# [Exercise description]
Reproduce the entries below in full, word for word.

Lines of data:
----------

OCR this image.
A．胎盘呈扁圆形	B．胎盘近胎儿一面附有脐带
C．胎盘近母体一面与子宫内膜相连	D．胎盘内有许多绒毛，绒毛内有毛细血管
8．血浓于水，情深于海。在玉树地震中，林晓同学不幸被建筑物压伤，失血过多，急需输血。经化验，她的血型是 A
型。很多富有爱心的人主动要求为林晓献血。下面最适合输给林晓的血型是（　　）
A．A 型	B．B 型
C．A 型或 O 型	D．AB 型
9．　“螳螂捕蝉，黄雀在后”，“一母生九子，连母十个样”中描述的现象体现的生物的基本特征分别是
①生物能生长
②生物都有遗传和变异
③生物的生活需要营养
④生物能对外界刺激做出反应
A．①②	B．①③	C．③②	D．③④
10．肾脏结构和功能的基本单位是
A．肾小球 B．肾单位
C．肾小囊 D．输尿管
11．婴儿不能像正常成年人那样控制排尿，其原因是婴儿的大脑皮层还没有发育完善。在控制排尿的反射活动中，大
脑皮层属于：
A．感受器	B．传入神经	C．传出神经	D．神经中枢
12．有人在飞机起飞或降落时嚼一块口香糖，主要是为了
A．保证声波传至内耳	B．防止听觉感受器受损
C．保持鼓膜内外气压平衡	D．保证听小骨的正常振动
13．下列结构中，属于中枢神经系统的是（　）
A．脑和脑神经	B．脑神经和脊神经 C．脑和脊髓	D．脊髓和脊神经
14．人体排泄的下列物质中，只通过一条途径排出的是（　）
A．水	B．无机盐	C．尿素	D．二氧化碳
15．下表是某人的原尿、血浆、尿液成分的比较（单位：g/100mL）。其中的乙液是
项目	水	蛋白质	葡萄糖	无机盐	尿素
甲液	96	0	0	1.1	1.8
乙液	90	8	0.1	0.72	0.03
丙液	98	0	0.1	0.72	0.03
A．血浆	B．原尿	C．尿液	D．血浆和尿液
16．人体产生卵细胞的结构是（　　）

----------

# [Final result]
OCR this image.
A．胎盘呈扁圆形	B．胎盘近胎儿一面附有脐带
C．胎盘近母体一面与子宫内膜相连	D．胎盘内有许多绒毛，绒毛内有毛细血管
8．血浓于水，情深于海。在玉树地震中，林晓同学不幸被建筑物压伤，失血过多，急需输血。经化验，她的血型是 A
型。很多富有爱心的人主动要求为林晓献血。下面最适合输给林晓的血型是（　　）
A．A 型	B．B 型
C．A 型或 O 型	D．AB 型
9．　“螳螂捕蝉，黄雀在后”，“一母生九子，连母十个样”中描述的现象体现的生物的基本特征分别是
①生物能生长
②生物都有遗传和变异
③生物的生活需要营养
④生物能对外界刺激做出反应
A．①②	B．①③	C．③②	D．③④
10．肾脏结构和功能的基本单位是
A．肾小球 B．肾单位
C．肾小囊 D．输尿管
11．婴儿不能像正常成年人那样控制排尿，其原因是婴儿的大脑皮层还没有发育完善。在控制排尿的反射活动中，大
脑皮层属于：
A．感受器	B．传入神经	C．传出神经	D．神经中枢
12．有人在飞机起飞或降落时嚼一块口香糖，主要是为了
A．保证声波传至内耳	B．防止听觉感受器受损
C．保持鼓膜内外气压平衡	D．保证听小骨的正常振动
13．下列结构中，属于中枢神经系统的是（　）
A．脑和脑神经	B．脑神经和脊神经 C．脑和脊髓	D．脊髓和脊神经
14．人体排泄的下列物质中，只通过一条途径排出的是（　）
A．水	B．无机盐	C．尿素	D．二氧化碳
15．下表是某人的原尿、血浆、尿液成分的比较（单位：g/100mL）。其中的乙液是
项目	水	蛋白质	葡萄糖	无机盐	尿素
甲液	96	0	0	1.1	1.8
乙液	90	8	0.1	0.72	0.03
丙液	98	0	0.1	0.72	0.03
A．血浆	B．原尿	C．尿液	D．血浆和尿液
16．人体产生卵细胞的结构是（　　）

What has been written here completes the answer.